§ **Try it**: Please show each line of the listing where "Berkeley" is present.

§ **Source material**:
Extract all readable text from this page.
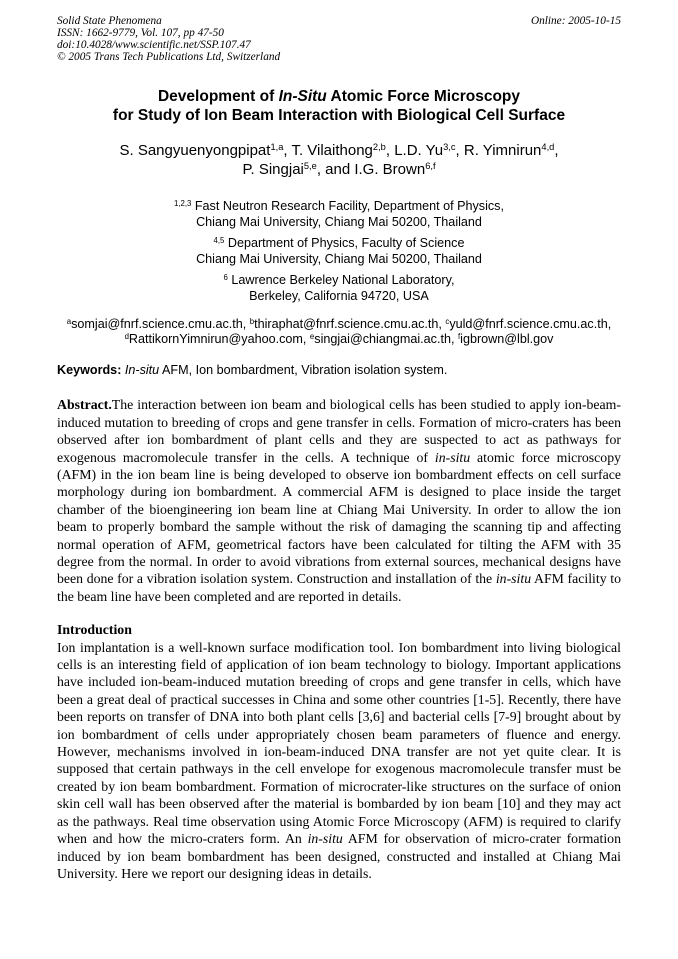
Solid State Phenomena
ISSN: 1662-9779, Vol. 107, pp 47-50
doi:10.4028/www.scientific.net/SSP.107.47
© 2005 Trans Tech Publications Ltd, Switzerland
Online: 2005-10-15
Development of In-Situ Atomic Force Microscopy
for Study of Ion Beam Interaction with Biological Cell Surface
S. Sangyuenyongpipat$^{1,a}$, T. Vilaithong$^{2,b}$, L.D. Yu$^{3,c}$, R. Yimnirun$^{4,d}$,
P. Singjai$^{5,e}$, and I.G. Brown$^{6,f}$
$^{1,2,3}$ Fast Neutron Research Facility, Department of Physics,
Chiang Mai University, Chiang Mai 50200, Thailand
$^{4,5}$ Department of Physics, Faculty of Science
Chiang Mai University, Chiang Mai 50200, Thailand
$^6$ Lawrence Berkeley National Laboratory,
Berkeley, California 94720, USA
$^a$somjai@fnrf.science.cmu.ac.th, $^b$thiraphat@fnrf.science.cmu.ac.th, $^c$yuld@fnrf.science.cmu.ac.th,
$^d$RattikornYimnirun@yahoo.com, $^e$singjai@chiangmai.ac.th, $^f$igbrown@lbl.gov
Keywords: In-situ AFM, Ion bombardment, Vibration isolation system.
Abstract.The interaction between ion beam and biological cells has been studied to apply ion-beam-induced mutation to breeding of crops and gene transfer in cells. Formation of micro-craters has been observed after ion bombardment of plant cells and they are suspected to act as pathways for exogenous macromolecule transfer in the cells. A technique of in-situ atomic force microscopy (AFM) in the ion beam line is being developed to observe ion bombardment effects on cell surface morphology during ion bombardment. A commercial AFM is designed to place inside the target chamber of the bioengineering ion beam line at Chiang Mai University. In order to allow the ion beam to properly bombard the sample without the risk of damaging the scanning tip and affecting normal operation of AFM, geometrical factors have been calculated for tilting the AFM with 35 degree from the normal. In order to avoid vibrations from external sources, mechanical designs have been done for a vibration isolation system. Construction and installation of the in-situ AFM facility to the beam line have been completed and are reported in details.
Introduction
Ion implantation is a well-known surface modification tool. Ion bombardment into living biological cells is an interesting field of application of ion beam technology to biology. Important applications have included ion-beam-induced mutation breeding of crops and gene transfer in cells, which have been a great deal of practical successes in China and some other countries [1-5]. Recently, there have been reports on transfer of DNA into both plant cells [3,6] and bacterial cells [7-9] brought about by ion bombardment of cells under appropriately chosen beam parameters of fluence and energy. However, mechanisms involved in ion-beam-induced DNA transfer are not yet quite clear. It is supposed that certain pathways in the cell envelope for exogenous macromolecule transfer must be created by ion beam bombardment. Formation of microcrater-like structures on the surface of onion skin cell wall has been observed after the material is bombarded by ion beam [10] and they may act as the pathways. Real time observation using Atomic Force Microscopy (AFM) is required to clarify when and how the micro-craters form. An in-situ AFM for observation of micro-crater formation induced by ion beam bombardment has been designed, constructed and installed at Chiang Mai University. Here we report our designing ideas in details.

§ **Solution to this task**:
$^6$ Lawrence Berkeley National Laboratory,
Berkeley, California 94720, USA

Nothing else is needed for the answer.